* Work required *
Omit the pictures, then reproduce every remaining record exactly.

* Supplied data *

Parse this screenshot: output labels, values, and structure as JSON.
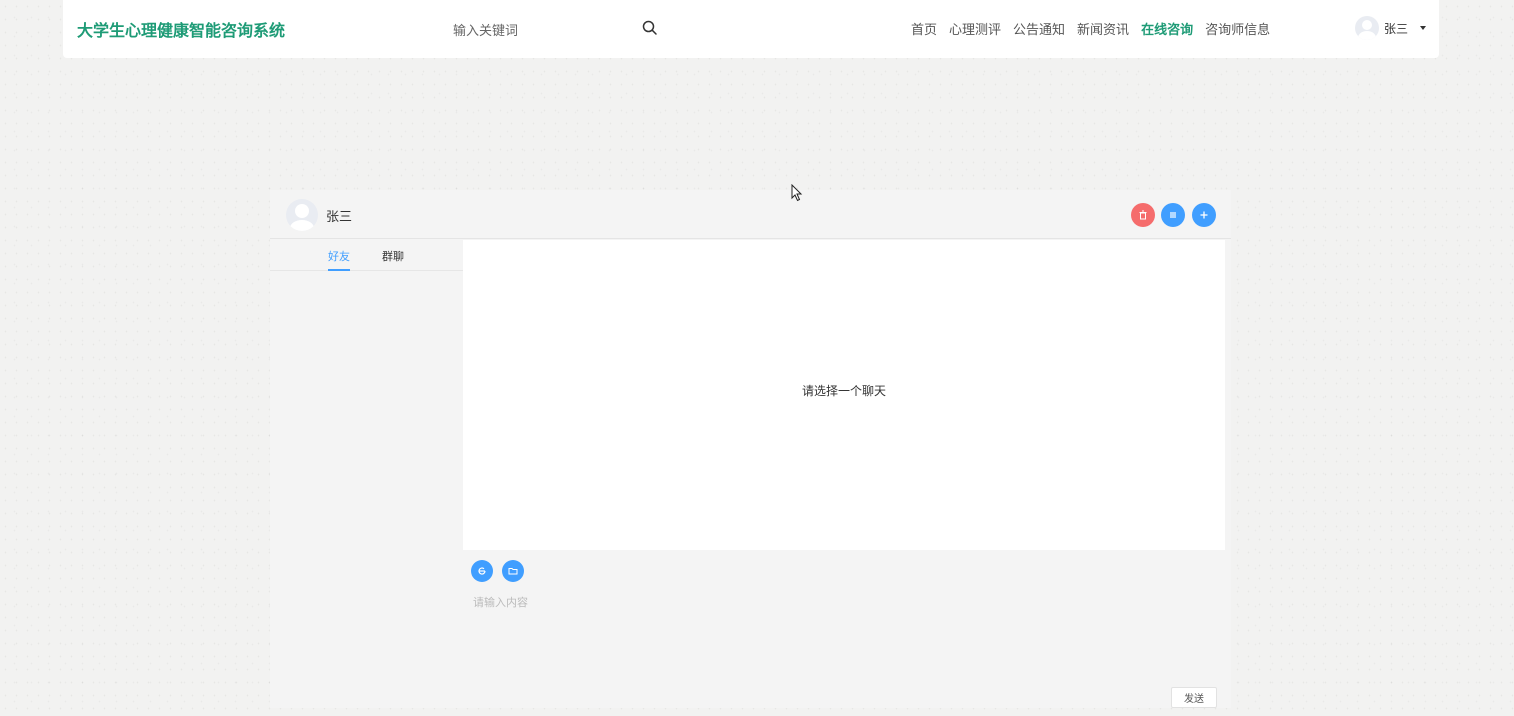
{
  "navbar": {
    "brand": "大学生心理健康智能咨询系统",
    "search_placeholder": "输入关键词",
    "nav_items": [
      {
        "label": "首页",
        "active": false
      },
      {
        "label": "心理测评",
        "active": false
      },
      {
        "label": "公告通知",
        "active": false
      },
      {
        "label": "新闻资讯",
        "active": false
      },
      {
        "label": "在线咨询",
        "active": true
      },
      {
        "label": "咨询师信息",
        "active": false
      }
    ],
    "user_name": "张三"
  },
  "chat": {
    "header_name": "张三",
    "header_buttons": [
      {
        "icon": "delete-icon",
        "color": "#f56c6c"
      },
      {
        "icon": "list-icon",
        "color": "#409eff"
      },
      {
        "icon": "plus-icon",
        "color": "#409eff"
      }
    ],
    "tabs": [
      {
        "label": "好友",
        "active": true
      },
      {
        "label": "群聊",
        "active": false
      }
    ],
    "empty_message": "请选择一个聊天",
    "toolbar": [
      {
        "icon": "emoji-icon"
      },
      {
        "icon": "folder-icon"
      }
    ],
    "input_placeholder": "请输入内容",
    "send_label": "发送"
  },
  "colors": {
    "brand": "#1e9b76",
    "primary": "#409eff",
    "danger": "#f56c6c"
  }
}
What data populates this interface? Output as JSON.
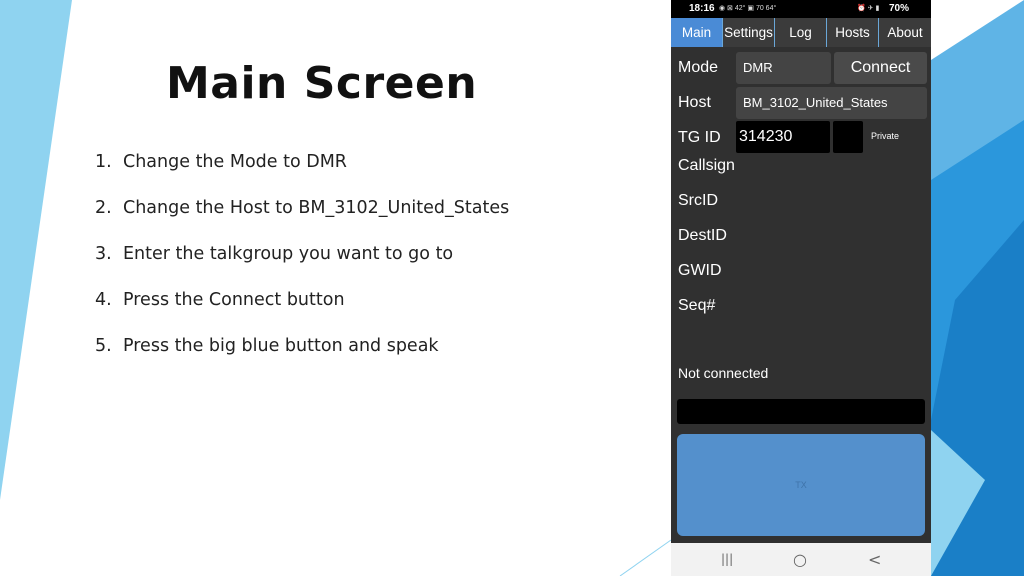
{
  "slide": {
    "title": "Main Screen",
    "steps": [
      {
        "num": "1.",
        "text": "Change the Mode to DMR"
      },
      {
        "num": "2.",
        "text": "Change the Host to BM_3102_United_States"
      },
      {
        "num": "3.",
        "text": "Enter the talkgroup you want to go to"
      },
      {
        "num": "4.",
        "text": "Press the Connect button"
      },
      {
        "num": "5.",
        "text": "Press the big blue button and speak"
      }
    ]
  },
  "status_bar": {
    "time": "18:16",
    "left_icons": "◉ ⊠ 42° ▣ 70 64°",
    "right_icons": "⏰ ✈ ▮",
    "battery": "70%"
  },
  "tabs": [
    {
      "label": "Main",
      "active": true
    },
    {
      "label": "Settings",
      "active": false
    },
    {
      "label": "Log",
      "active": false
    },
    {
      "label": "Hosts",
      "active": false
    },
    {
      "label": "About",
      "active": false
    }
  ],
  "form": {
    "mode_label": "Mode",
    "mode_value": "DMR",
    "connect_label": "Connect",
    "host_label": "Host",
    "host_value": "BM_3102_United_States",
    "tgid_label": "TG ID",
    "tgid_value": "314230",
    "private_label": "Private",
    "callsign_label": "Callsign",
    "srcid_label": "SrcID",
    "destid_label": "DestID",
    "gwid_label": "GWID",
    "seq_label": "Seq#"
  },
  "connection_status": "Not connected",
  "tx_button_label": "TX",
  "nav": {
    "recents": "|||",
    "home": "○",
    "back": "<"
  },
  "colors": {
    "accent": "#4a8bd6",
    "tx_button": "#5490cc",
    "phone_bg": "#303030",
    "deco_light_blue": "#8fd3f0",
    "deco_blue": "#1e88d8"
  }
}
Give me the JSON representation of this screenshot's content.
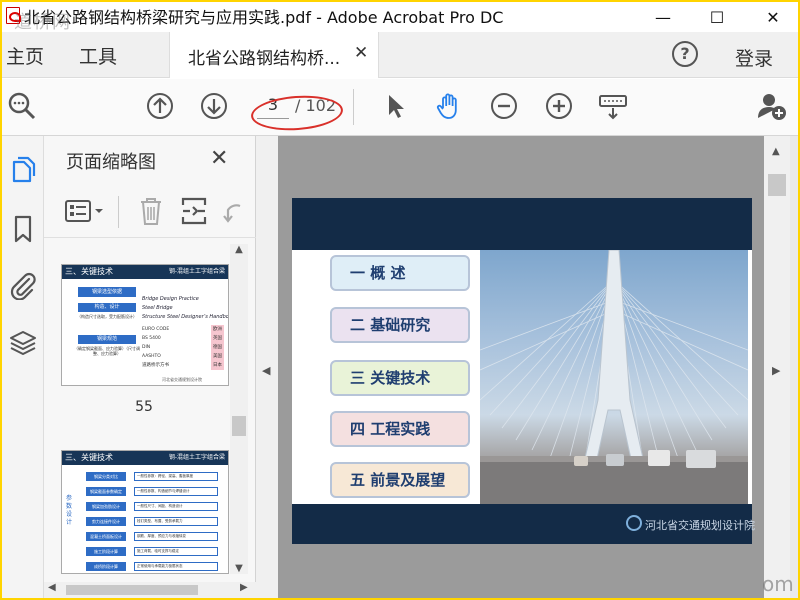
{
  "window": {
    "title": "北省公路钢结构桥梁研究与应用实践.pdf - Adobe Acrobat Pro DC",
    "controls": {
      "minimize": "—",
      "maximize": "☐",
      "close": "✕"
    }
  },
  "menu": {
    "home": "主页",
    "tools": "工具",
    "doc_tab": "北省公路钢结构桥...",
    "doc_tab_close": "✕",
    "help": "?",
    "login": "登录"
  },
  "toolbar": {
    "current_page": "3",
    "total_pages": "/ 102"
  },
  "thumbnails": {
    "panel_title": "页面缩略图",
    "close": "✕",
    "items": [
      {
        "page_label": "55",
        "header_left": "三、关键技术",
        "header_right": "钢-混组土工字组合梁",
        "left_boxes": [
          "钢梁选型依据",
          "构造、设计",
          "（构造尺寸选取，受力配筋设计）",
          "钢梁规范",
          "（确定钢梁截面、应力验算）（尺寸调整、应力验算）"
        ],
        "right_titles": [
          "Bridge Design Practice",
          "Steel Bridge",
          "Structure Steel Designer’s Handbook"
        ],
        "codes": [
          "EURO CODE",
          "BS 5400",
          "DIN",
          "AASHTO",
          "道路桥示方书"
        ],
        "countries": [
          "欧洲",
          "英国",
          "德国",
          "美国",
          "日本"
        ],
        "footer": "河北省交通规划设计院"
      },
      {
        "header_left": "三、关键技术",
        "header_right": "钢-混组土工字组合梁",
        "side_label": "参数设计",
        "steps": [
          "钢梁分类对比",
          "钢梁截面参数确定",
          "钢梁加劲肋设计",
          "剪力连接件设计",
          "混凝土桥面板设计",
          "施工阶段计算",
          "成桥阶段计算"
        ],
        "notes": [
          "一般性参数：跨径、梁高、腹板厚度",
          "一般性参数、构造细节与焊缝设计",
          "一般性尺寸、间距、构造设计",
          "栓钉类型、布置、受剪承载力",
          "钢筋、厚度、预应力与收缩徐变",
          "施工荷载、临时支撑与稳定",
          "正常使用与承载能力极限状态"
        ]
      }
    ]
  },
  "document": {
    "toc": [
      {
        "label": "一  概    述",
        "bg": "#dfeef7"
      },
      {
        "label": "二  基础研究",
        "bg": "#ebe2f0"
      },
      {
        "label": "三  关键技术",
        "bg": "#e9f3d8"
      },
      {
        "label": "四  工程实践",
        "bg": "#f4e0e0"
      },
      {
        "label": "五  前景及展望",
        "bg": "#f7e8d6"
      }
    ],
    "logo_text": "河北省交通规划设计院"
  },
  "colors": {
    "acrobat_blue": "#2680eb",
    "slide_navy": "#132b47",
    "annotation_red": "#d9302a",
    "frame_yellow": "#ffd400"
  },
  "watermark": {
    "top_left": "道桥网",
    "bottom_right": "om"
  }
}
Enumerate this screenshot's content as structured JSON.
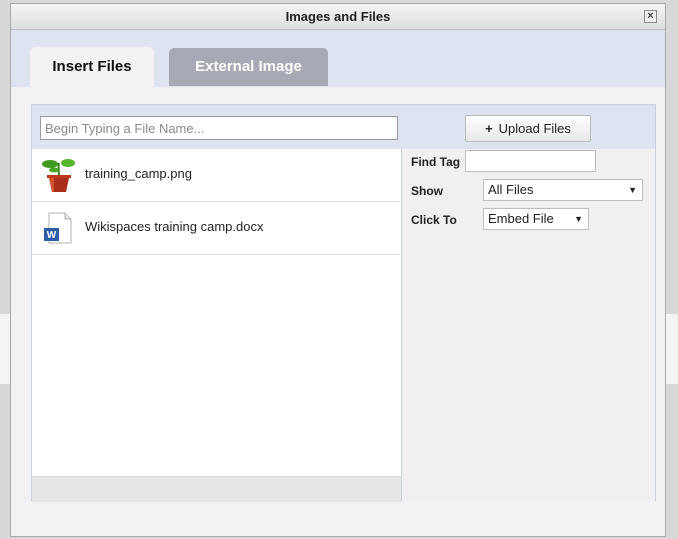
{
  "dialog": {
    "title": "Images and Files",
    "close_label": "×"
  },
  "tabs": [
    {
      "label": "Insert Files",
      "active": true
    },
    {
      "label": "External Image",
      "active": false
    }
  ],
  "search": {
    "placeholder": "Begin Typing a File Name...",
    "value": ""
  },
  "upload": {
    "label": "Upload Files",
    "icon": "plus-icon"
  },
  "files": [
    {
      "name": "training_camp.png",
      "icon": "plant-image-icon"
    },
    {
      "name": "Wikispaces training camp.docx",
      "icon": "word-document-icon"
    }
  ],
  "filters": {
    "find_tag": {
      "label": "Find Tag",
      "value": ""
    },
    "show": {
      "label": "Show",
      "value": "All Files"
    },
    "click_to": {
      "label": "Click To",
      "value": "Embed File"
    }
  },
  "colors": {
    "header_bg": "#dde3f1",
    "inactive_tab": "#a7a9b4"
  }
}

* Response to this task *
Parse this screenshot: output labels, values, and structure as JSON.
{
  "navbar": {
    "brand": "大学生心理健康智能咨询系统",
    "search_placeholder": "输入关键词",
    "nav_items": [
      {
        "label": "首页",
        "active": false
      },
      {
        "label": "心理测评",
        "active": false
      },
      {
        "label": "公告通知",
        "active": false
      },
      {
        "label": "新闻资讯",
        "active": false
      },
      {
        "label": "在线咨询",
        "active": true
      },
      {
        "label": "咨询师信息",
        "active": false
      }
    ],
    "user_name": "张三"
  },
  "chat": {
    "header_name": "张三",
    "header_buttons": [
      {
        "icon": "delete-icon",
        "color": "#f56c6c"
      },
      {
        "icon": "list-icon",
        "color": "#409eff"
      },
      {
        "icon": "plus-icon",
        "color": "#409eff"
      }
    ],
    "tabs": [
      {
        "label": "好友",
        "active": true
      },
      {
        "label": "群聊",
        "active": false
      }
    ],
    "empty_message": "请选择一个聊天",
    "toolbar": [
      {
        "icon": "emoji-icon"
      },
      {
        "icon": "folder-icon"
      }
    ],
    "input_placeholder": "请输入内容",
    "send_label": "发送"
  },
  "colors": {
    "brand": "#1e9b76",
    "primary": "#409eff",
    "danger": "#f56c6c"
  }
}
What data populates this interface? Output as JSON.
{
  "slide": {
    "title": "Main Screen",
    "steps": [
      {
        "num": "1.",
        "text": "Change the Mode to DMR"
      },
      {
        "num": "2.",
        "text": "Change the Host to BM_3102_United_States"
      },
      {
        "num": "3.",
        "text": "Enter the talkgroup you want to go to"
      },
      {
        "num": "4.",
        "text": "Press the Connect button"
      },
      {
        "num": "5.",
        "text": "Press the big blue button and speak"
      }
    ]
  },
  "status_bar": {
    "time": "18:16",
    "left_icons": "◉ ⊠ 42° ▣ 70 64°",
    "right_icons": "⏰ ✈ ▮",
    "battery": "70%"
  },
  "tabs": [
    {
      "label": "Main",
      "active": true
    },
    {
      "label": "Settings",
      "active": false
    },
    {
      "label": "Log",
      "active": false
    },
    {
      "label": "Hosts",
      "active": false
    },
    {
      "label": "About",
      "active": false
    }
  ],
  "form": {
    "mode_label": "Mode",
    "mode_value": "DMR",
    "connect_label": "Connect",
    "host_label": "Host",
    "host_value": "BM_3102_United_States",
    "tgid_label": "TG ID",
    "tgid_value": "314230",
    "private_label": "Private",
    "callsign_label": "Callsign",
    "srcid_label": "SrcID",
    "destid_label": "DestID",
    "gwid_label": "GWID",
    "seq_label": "Seq#"
  },
  "connection_status": "Not connected",
  "tx_button_label": "TX",
  "nav": {
    "recents": "|||",
    "home": "○",
    "back": "<"
  },
  "colors": {
    "accent": "#4a8bd6",
    "tx_button": "#5490cc",
    "phone_bg": "#303030",
    "deco_light_blue": "#8fd3f0",
    "deco_blue": "#1e88d8"
  }
}
Give me the JSON representation of this screenshot's content.
{
  "window": {
    "title": "北省公路钢结构桥梁研究与应用实践.pdf - Adobe Acrobat Pro DC",
    "controls": {
      "minimize": "—",
      "maximize": "☐",
      "close": "✕"
    }
  },
  "menu": {
    "home": "主页",
    "tools": "工具",
    "doc_tab": "北省公路钢结构桥...",
    "doc_tab_close": "✕",
    "help": "?",
    "login": "登录"
  },
  "toolbar": {
    "current_page": "3",
    "total_pages": "/ 102"
  },
  "thumbnails": {
    "panel_title": "页面缩略图",
    "close": "✕",
    "items": [
      {
        "page_label": "55",
        "header_left": "三、关键技术",
        "header_right": "钢-混组土工字组合梁",
        "left_boxes": [
          "钢梁选型依据",
          "构造、设计",
          "（构造尺寸选取，受力配筋设计）",
          "钢梁规范",
          "（确定钢梁截面、应力验算）（尺寸调整、应力验算）"
        ],
        "right_titles": [
          "Bridge Design Practice",
          "Steel Bridge",
          "Structure Steel Designer’s Handbook"
        ],
        "codes": [
          "EURO CODE",
          "BS 5400",
          "DIN",
          "AASHTO",
          "道路桥示方书"
        ],
        "countries": [
          "欧洲",
          "英国",
          "德国",
          "美国",
          "日本"
        ],
        "footer": "河北省交通规划设计院"
      },
      {
        "header_left": "三、关键技术",
        "header_right": "钢-混组土工字组合梁",
        "side_label": "参数设计",
        "steps": [
          "钢梁分类对比",
          "钢梁截面参数确定",
          "钢梁加劲肋设计",
          "剪力连接件设计",
          "混凝土桥面板设计",
          "施工阶段计算",
          "成桥阶段计算"
        ],
        "notes": [
          "一般性参数：跨径、梁高、腹板厚度",
          "一般性参数、构造细节与焊缝设计",
          "一般性尺寸、间距、构造设计",
          "栓钉类型、布置、受剪承载力",
          "钢筋、厚度、预应力与收缩徐变",
          "施工荷载、临时支撑与稳定",
          "正常使用与承载能力极限状态"
        ]
      }
    ]
  },
  "document": {
    "toc": [
      {
        "label": "一  概    述",
        "bg": "#dfeef7"
      },
      {
        "label": "二  基础研究",
        "bg": "#ebe2f0"
      },
      {
        "label": "三  关键技术",
        "bg": "#e9f3d8"
      },
      {
        "label": "四  工程实践",
        "bg": "#f4e0e0"
      },
      {
        "label": "五  前景及展望",
        "bg": "#f7e8d6"
      }
    ],
    "logo_text": "河北省交通规划设计院"
  },
  "colors": {
    "acrobat_blue": "#2680eb",
    "slide_navy": "#132b47",
    "annotation_red": "#d9302a",
    "frame_yellow": "#ffd400"
  },
  "watermark": {
    "top_left": "道桥网",
    "bottom_right": "om"
  }
}
Enumerate this screenshot's content as structured JSON.
{
  "dialog": {
    "title": "Images and Files",
    "close_label": "×"
  },
  "tabs": [
    {
      "label": "Insert Files",
      "active": true
    },
    {
      "label": "External Image",
      "active": false
    }
  ],
  "search": {
    "placeholder": "Begin Typing a File Name...",
    "value": ""
  },
  "upload": {
    "label": "Upload Files",
    "icon": "plus-icon"
  },
  "files": [
    {
      "name": "training_camp.png",
      "icon": "plant-image-icon"
    },
    {
      "name": "Wikispaces training camp.docx",
      "icon": "word-document-icon"
    }
  ],
  "filters": {
    "find_tag": {
      "label": "Find Tag",
      "value": ""
    },
    "show": {
      "label": "Show",
      "value": "All Files"
    },
    "click_to": {
      "label": "Click To",
      "value": "Embed File"
    }
  },
  "colors": {
    "header_bg": "#dde3f1",
    "inactive_tab": "#a7a9b4"
  }
}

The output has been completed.